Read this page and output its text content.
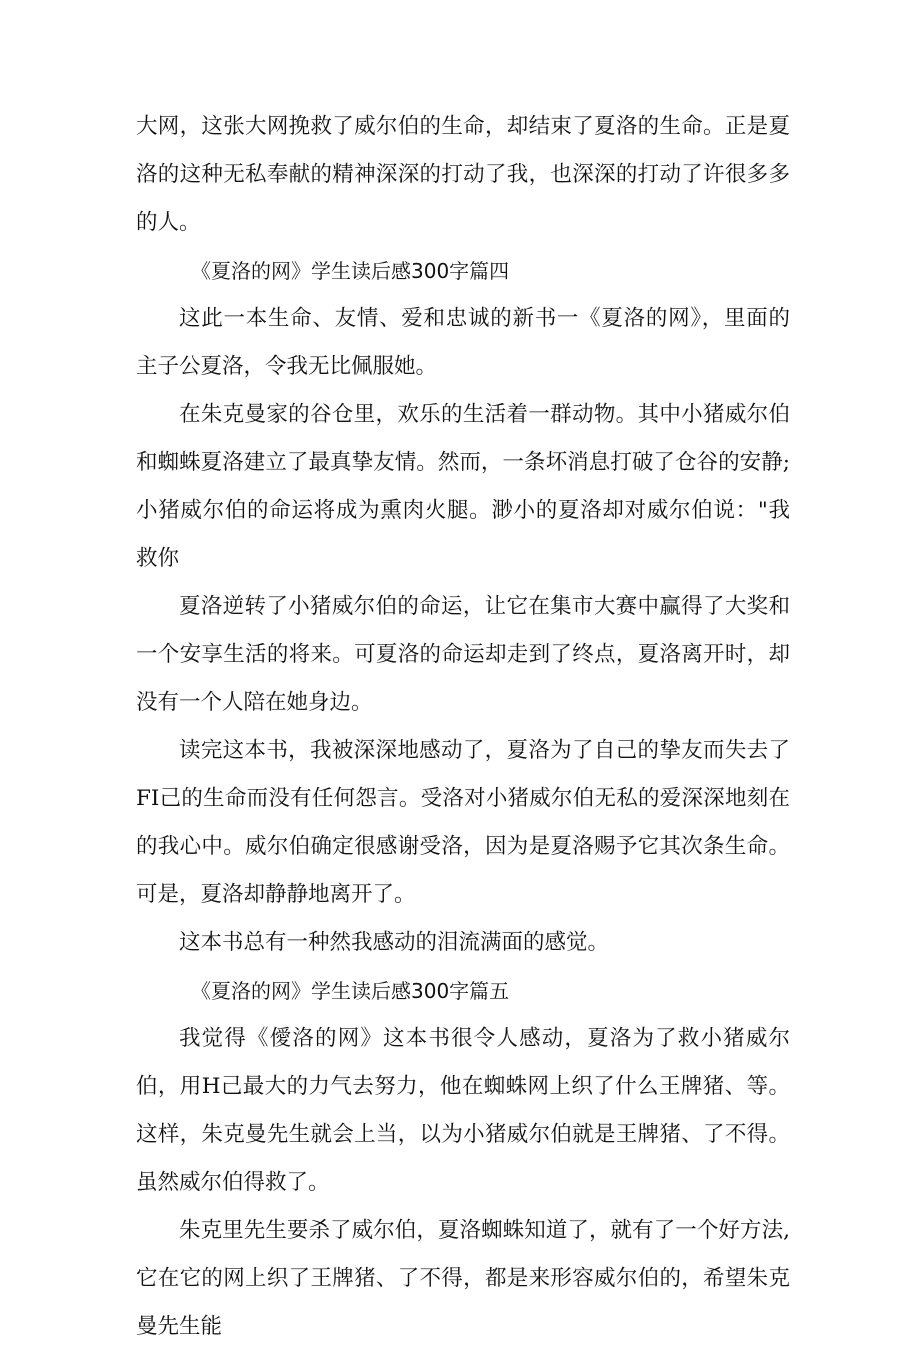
大网，这张大网挽救了威尔伯的生命，却结束了夏洛的生命。正是夏洛的这种无私奉献的精神深深的打动了我，也深深的打动了许很多多的人。

《夏洛的网》学生读后感300字篇四

这此一本生命、友情、爱和忠诚的新书一《夏洛的网》，里面的主子公夏洛，令我无比佩服她。

在朱克曼家的谷仓里，欢乐的生活着一群动物。其中小猪威尔伯和蜘蛛夏洛建立了最真挚友情。然而，一条坏消息打破了仓谷的安静;小猪威尔伯的命运将成为熏肉火腿。渺小的夏洛却对威尔伯说："我救你

夏洛逆转了小猪威尔伯的命运，让它在集市大赛中赢得了大奖和一个安享生活的将来。可夏洛的命运却走到了终点，夏洛离开时，却没有一个人陪在她身边。

读完这本书，我被深深地感动了，夏洛为了自己的挚友而失去了FI己的生命而没有任何怨言。受洛对小猪威尔伯无私的爱深深地刻在的我心中。威尔伯确定很感谢受洛，因为是夏洛赐予它其次条生命。可是，夏洛却静静地离开了。

这本书总有一种然我感动的泪流满面的感觉。

《夏洛的网》学生读后感300字篇五

我觉得《僾洛的网》这本书很令人感动，夏洛为了救小猪威尔伯，用H己最大的力气去努力，他在蜘蛛网上织了什么王牌猪、等。这样，朱克曼先生就会上当，以为小猪威尔伯就是王牌猪、了不得。虽然威尔伯得救了。

朱克里先生要杀了威尔伯，夏洛蜘蛛知道了，就有了一个好方法,它在它的网上织了王牌猪、了不得，都是来形容威尔伯的，希望朱克曼先生能
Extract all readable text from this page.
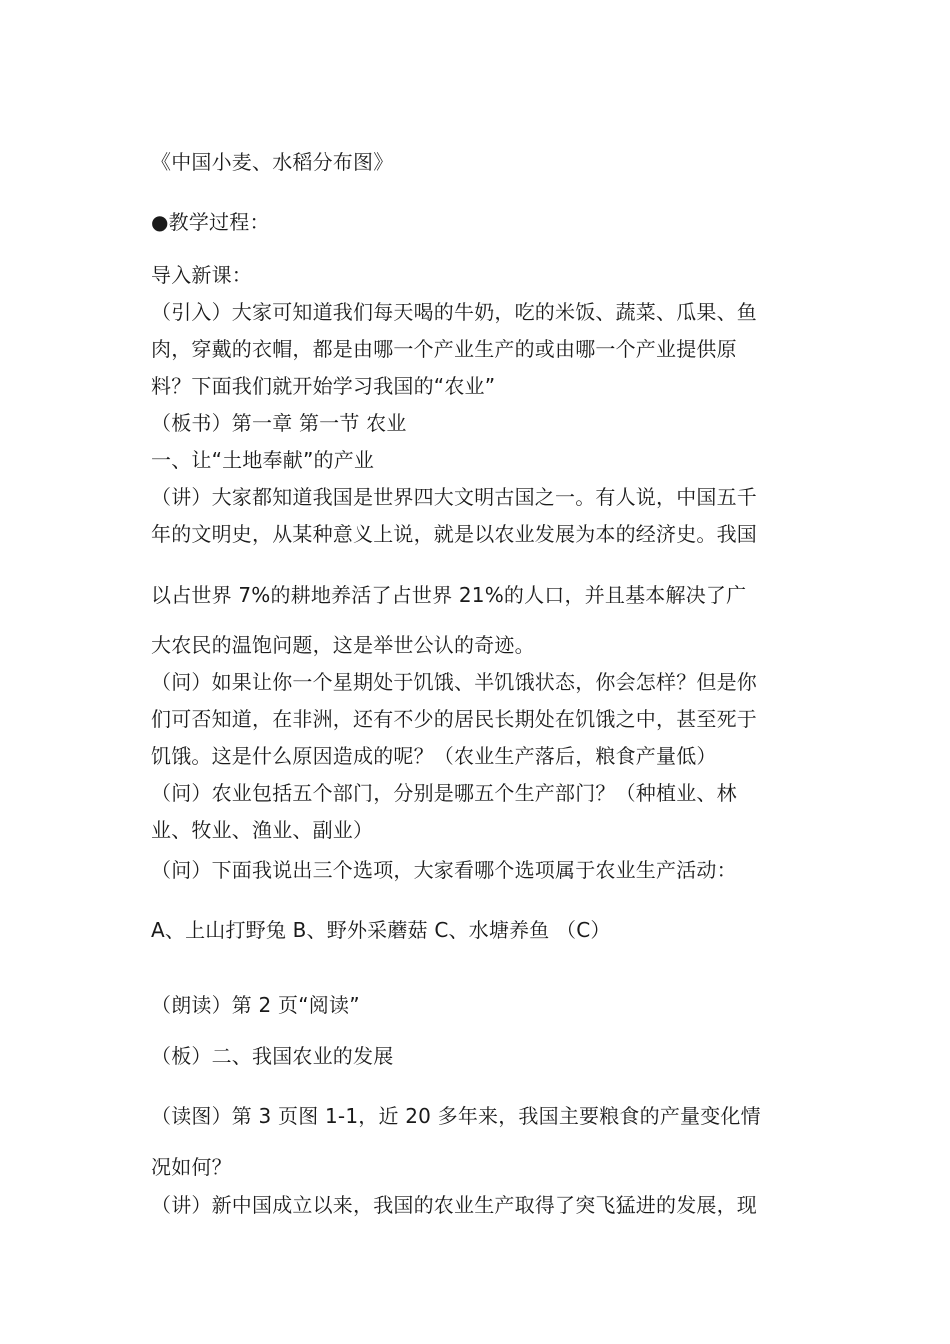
《中国小麦、水稻分布图》
●教学过程：
导入新课：
（引入）大家可知道我们每天喝的牛奶，吃的米饭、蔬菜、瓜果、鱼
肉，穿戴的衣帽，都是由哪一个产业生产的或由哪一个产业提供原
料？下面我们就开始学习我国的“农业”
（板书）第一章 第一节 农业
一、让“土地奉献”的产业
（讲）大家都知道我国是世界四大文明古国之一。有人说，中国五千
年的文明史，从某种意义上说，就是以农业发展为本的经济史。我国
以占世界 7%的耕地养活了占世界 21%的人口，并且基本解决了广
大农民的温饱问题，这是举世公认的奇迹。
（问）如果让你一个星期处于饥饿、半饥饿状态，你会怎样？但是你
们可否知道，在非洲，还有不少的居民长期处在饥饿之中，甚至死于
饥饿。这是什么原因造成的呢？（农业生产落后，粮食产量低）
（问）农业包括五个部门，分别是哪五个生产部门？（种植业、林
业、牧业、渔业、副业）
（问）下面我说出三个选项，大家看哪个选项属于农业生产活动：
A、上山打野兔 B、野外采蘑菇 C、水塘养鱼 （C）
（朗读）第 2 页“阅读”
（板）二、我国农业的发展
（读图）第 3 页图 1-1，近 20 多年来，我国主要粮食的产量变化情
况如何？
（讲）新中国成立以来，我国的农业生产取得了突飞猛进的发展，现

> [INSTRUCTION]: Transcribe every record above exactly as written, leaving out any pictures.

> [PROBLEM SOLUTION]:
Read this page and output its text content.
大网，这张大网挽救了威尔伯的生命，却结束了夏洛的生命。正是夏洛的这种无私奉献的精神深深的打动了我，也深深的打动了许很多多的人。

《夏洛的网》学生读后感300字篇四

这此一本生命、友情、爱和忠诚的新书一《夏洛的网》，里面的主子公夏洛，令我无比佩服她。

在朱克曼家的谷仓里，欢乐的生活着一群动物。其中小猪威尔伯和蜘蛛夏洛建立了最真挚友情。然而，一条坏消息打破了仓谷的安静;小猪威尔伯的命运将成为熏肉火腿。渺小的夏洛却对威尔伯说："我救你

夏洛逆转了小猪威尔伯的命运，让它在集市大赛中赢得了大奖和一个安享生活的将来。可夏洛的命运却走到了终点，夏洛离开时，却没有一个人陪在她身边。

读完这本书，我被深深地感动了，夏洛为了自己的挚友而失去了FI己的生命而没有任何怨言。受洛对小猪威尔伯无私的爱深深地刻在的我心中。威尔伯确定很感谢受洛，因为是夏洛赐予它其次条生命。可是，夏洛却静静地离开了。

这本书总有一种然我感动的泪流满面的感觉。

《夏洛的网》学生读后感300字篇五

我觉得《僾洛的网》这本书很令人感动，夏洛为了救小猪威尔伯，用H己最大的力气去努力，他在蜘蛛网上织了什么王牌猪、等。这样，朱克曼先生就会上当，以为小猪威尔伯就是王牌猪、了不得。虽然威尔伯得救了。

朱克里先生要杀了威尔伯，夏洛蜘蛛知道了，就有了一个好方法,它在它的网上织了王牌猪、了不得，都是来形容威尔伯的，希望朱克曼先生能
Extract all readable text from this page.
《中国小麦、水稻分布图》
●教学过程：
导入新课：
（引入）大家可知道我们每天喝的牛奶，吃的米饭、蔬菜、瓜果、鱼
肉，穿戴的衣帽，都是由哪一个产业生产的或由哪一个产业提供原
料？下面我们就开始学习我国的“农业”
（板书）第一章 第一节 农业
一、让“土地奉献”的产业
（讲）大家都知道我国是世界四大文明古国之一。有人说，中国五千
年的文明史，从某种意义上说，就是以农业发展为本的经济史。我国
以占世界 7%的耕地养活了占世界 21%的人口，并且基本解决了广
大农民的温饱问题，这是举世公认的奇迹。
（问）如果让你一个星期处于饥饿、半饥饿状态，你会怎样？但是你
们可否知道，在非洲，还有不少的居民长期处在饥饿之中，甚至死于
饥饿。这是什么原因造成的呢？（农业生产落后，粮食产量低）
（问）农业包括五个部门，分别是哪五个生产部门？（种植业、林
业、牧业、渔业、副业）
（问）下面我说出三个选项，大家看哪个选项属于农业生产活动：
A、上山打野兔 B、野外采蘑菇 C、水塘养鱼 （C）
（朗读）第 2 页“阅读”
（板）二、我国农业的发展
（读图）第 3 页图 1-1，近 20 多年来，我国主要粮食的产量变化情
况如何？
（讲）新中国成立以来，我国的农业生产取得了突飞猛进的发展，现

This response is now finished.